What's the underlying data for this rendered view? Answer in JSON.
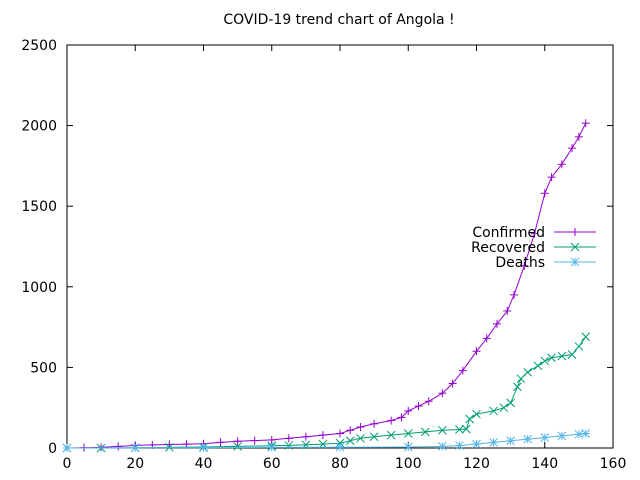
{
  "chart_data": {
    "type": "line",
    "title": "COVID-19 trend chart of Angola !",
    "xlabel": "",
    "ylabel": "",
    "xlim": [
      0,
      160
    ],
    "ylim": [
      0,
      2500
    ],
    "xticks": [
      0,
      20,
      40,
      60,
      80,
      100,
      120,
      140,
      160
    ],
    "yticks": [
      0,
      500,
      1000,
      1500,
      2000,
      2500
    ],
    "grid": false,
    "legend_position": "right",
    "series": [
      {
        "name": "Confirmed",
        "color": "#9400d3",
        "marker": "plus",
        "x": [
          0,
          5,
          10,
          15,
          20,
          25,
          30,
          35,
          40,
          45,
          50,
          55,
          60,
          65,
          70,
          75,
          80,
          83,
          86,
          90,
          95,
          98,
          100,
          103,
          106,
          110,
          113,
          116,
          120,
          123,
          126,
          129,
          131,
          134,
          137,
          140,
          142,
          145,
          148,
          150,
          152
        ],
        "values": [
          0,
          2,
          4,
          10,
          16,
          19,
          22,
          24,
          26,
          35,
          42,
          46,
          50,
          60,
          70,
          80,
          90,
          110,
          130,
          150,
          170,
          190,
          230,
          260,
          290,
          340,
          400,
          480,
          600,
          680,
          770,
          850,
          950,
          1130,
          1330,
          1580,
          1680,
          1760,
          1860,
          1930,
          2015
        ]
      },
      {
        "name": "Recovered",
        "color": "#009e73",
        "marker": "cross",
        "x": [
          0,
          10,
          20,
          30,
          40,
          50,
          60,
          65,
          70,
          75,
          80,
          83,
          86,
          90,
          95,
          100,
          105,
          110,
          115,
          117,
          118,
          120,
          125,
          128,
          130,
          132,
          133,
          135,
          138,
          140,
          142,
          145,
          148,
          150,
          152
        ],
        "values": [
          0,
          0,
          2,
          4,
          6,
          10,
          14,
          16,
          20,
          24,
          30,
          45,
          60,
          70,
          80,
          90,
          100,
          110,
          115,
          118,
          180,
          210,
          230,
          250,
          280,
          380,
          430,
          470,
          510,
          540,
          560,
          570,
          580,
          630,
          690
        ]
      },
      {
        "name": "Deaths",
        "color": "#56b4e9",
        "marker": "star",
        "x": [
          0,
          20,
          40,
          60,
          80,
          100,
          110,
          115,
          120,
          125,
          130,
          135,
          140,
          145,
          150,
          152
        ],
        "values": [
          0,
          1,
          2,
          4,
          5,
          6,
          10,
          15,
          25,
          35,
          45,
          55,
          65,
          75,
          85,
          90
        ]
      }
    ]
  }
}
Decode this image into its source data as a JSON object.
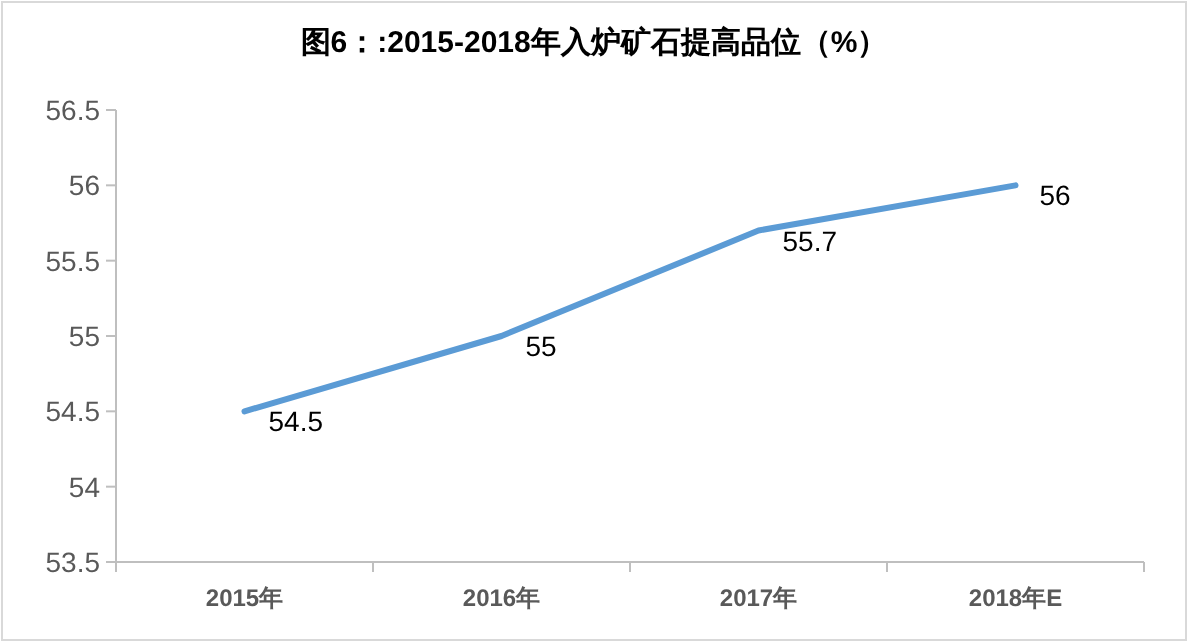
• • • • •
- [GOAL OF THE EXERCISE] State how many lines include the string "name", and nothing more.

- [COMPLETED EXERCISE] 3